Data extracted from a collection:
▶

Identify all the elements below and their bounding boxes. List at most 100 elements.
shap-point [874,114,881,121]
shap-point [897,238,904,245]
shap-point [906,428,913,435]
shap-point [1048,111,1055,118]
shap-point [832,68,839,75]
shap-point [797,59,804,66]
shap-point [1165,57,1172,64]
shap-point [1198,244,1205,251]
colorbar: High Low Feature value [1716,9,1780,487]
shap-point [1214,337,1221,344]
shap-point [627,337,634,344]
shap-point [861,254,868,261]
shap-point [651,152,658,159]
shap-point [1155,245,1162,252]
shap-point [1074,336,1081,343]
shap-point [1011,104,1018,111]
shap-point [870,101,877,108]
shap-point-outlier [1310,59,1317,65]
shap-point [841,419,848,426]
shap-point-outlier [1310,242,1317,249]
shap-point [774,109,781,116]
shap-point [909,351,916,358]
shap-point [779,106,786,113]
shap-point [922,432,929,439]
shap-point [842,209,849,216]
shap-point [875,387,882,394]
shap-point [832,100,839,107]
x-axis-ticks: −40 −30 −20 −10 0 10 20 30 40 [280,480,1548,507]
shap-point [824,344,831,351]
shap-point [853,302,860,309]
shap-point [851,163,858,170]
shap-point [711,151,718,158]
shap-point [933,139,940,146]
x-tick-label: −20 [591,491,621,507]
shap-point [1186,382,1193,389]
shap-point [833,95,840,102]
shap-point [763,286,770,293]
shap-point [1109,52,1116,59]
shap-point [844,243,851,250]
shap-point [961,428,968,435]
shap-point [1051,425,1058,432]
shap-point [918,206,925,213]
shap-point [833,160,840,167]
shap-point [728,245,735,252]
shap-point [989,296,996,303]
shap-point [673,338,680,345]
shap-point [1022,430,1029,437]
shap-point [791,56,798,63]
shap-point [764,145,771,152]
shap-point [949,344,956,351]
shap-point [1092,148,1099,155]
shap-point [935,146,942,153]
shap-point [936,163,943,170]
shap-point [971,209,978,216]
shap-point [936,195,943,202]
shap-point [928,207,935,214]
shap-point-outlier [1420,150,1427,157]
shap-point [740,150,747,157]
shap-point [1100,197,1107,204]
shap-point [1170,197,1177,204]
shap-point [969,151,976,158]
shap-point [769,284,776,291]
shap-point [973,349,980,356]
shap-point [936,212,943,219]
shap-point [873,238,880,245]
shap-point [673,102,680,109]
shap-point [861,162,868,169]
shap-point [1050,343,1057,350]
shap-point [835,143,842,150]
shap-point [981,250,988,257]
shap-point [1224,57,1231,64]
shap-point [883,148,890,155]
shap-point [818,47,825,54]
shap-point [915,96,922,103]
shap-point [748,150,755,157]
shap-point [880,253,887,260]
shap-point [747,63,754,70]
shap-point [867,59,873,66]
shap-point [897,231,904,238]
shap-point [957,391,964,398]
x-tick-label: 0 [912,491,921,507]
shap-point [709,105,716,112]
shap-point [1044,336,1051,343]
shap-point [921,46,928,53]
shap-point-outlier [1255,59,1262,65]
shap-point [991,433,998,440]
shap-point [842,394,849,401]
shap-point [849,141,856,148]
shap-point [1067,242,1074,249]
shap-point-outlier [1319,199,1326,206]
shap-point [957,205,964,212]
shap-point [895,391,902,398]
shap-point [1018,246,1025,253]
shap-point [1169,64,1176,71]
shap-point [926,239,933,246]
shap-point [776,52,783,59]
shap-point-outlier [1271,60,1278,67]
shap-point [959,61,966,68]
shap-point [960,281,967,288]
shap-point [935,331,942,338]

◀

**Work instructions:**
Revise the lines above by changing every "x-tick-label" to "x-axis-label", and leave everything else as it is.

**Complete output:**
Identify all the elements below and their bounding boxes. List at most 100 elements.
shap-point [874,114,881,121]
shap-point [897,238,904,245]
shap-point [906,428,913,435]
shap-point [1048,111,1055,118]
shap-point [832,68,839,75]
shap-point [797,59,804,66]
shap-point [1165,57,1172,64]
shap-point [1198,244,1205,251]
colorbar: High Low Feature value [1716,9,1780,487]
shap-point [1214,337,1221,344]
shap-point [627,337,634,344]
shap-point [861,254,868,261]
shap-point [651,152,658,159]
shap-point [1155,245,1162,252]
shap-point [1074,336,1081,343]
shap-point [1011,104,1018,111]
shap-point [870,101,877,108]
shap-point-outlier [1310,59,1317,65]
shap-point [841,419,848,426]
shap-point-outlier [1310,242,1317,249]
shap-point [774,109,781,116]
shap-point [909,351,916,358]
shap-point [779,106,786,113]
shap-point [922,432,929,439]
shap-point [842,209,849,216]
shap-point [875,387,882,394]
shap-point [832,100,839,107]
x-axis-ticks: −40 −30 −20 −10 0 10 20 30 40 [280,480,1548,507]
shap-point [824,344,831,351]
shap-point [853,302,860,309]
shap-point [851,163,858,170]
shap-point [711,151,718,158]
shap-point [933,139,940,146]
x-axis-label: −20 [591,491,621,507]
shap-point [1186,382,1193,389]
shap-point [833,95,840,102]
shap-point [763,286,770,293]
shap-point [1109,52,1116,59]
shap-point [844,243,851,250]
shap-point [961,428,968,435]
shap-point [1051,425,1058,432]
shap-point [918,206,925,213]
shap-point [833,160,840,167]
shap-point [728,245,735,252]
shap-point [989,296,996,303]
shap-point [673,338,680,345]
shap-point [1022,430,1029,437]
shap-point [791,56,798,63]
shap-point [764,145,771,152]
shap-point [949,344,956,351]
shap-point [1092,148,1099,155]
shap-point [935,146,942,153]
shap-point [936,163,943,170]
shap-point [971,209,978,216]
shap-point [936,195,943,202]
shap-point [928,207,935,214]
shap-point-outlier [1420,150,1427,157]
shap-point [740,150,747,157]
shap-point [1100,197,1107,204]
shap-point [1170,197,1177,204]
shap-point [969,151,976,158]
shap-point [769,284,776,291]
shap-point [973,349,980,356]
shap-point [936,212,943,219]
shap-point [873,238,880,245]
shap-point [673,102,680,109]
shap-point [861,162,868,169]
shap-point [1050,343,1057,350]
shap-point [835,143,842,150]
shap-point [981,250,988,257]
shap-point [1224,57,1231,64]
shap-point [883,148,890,155]
shap-point [818,47,825,54]
shap-point [915,96,922,103]
shap-point [748,150,755,157]
shap-point [880,253,887,260]
shap-point [747,63,754,70]
shap-point [867,59,873,66]
shap-point [897,231,904,238]
shap-point [957,391,964,398]
x-axis-label: 0 [912,491,921,507]
shap-point [709,105,716,112]
shap-point [1044,336,1051,343]
shap-point [921,46,928,53]
shap-point-outlier [1255,59,1262,65]
shap-point [991,433,998,440]
shap-point [842,394,849,401]
shap-point [849,141,856,148]
shap-point [1067,242,1074,249]
shap-point-outlier [1319,199,1326,206]
shap-point [957,205,964,212]
shap-point [895,391,902,398]
shap-point [1018,246,1025,253]
shap-point [1169,64,1176,71]
shap-point [926,239,933,246]
shap-point [776,52,783,59]
shap-point-outlier [1271,60,1278,67]
shap-point [959,61,966,68]
shap-point [960,281,967,288]
shap-point [935,331,942,338]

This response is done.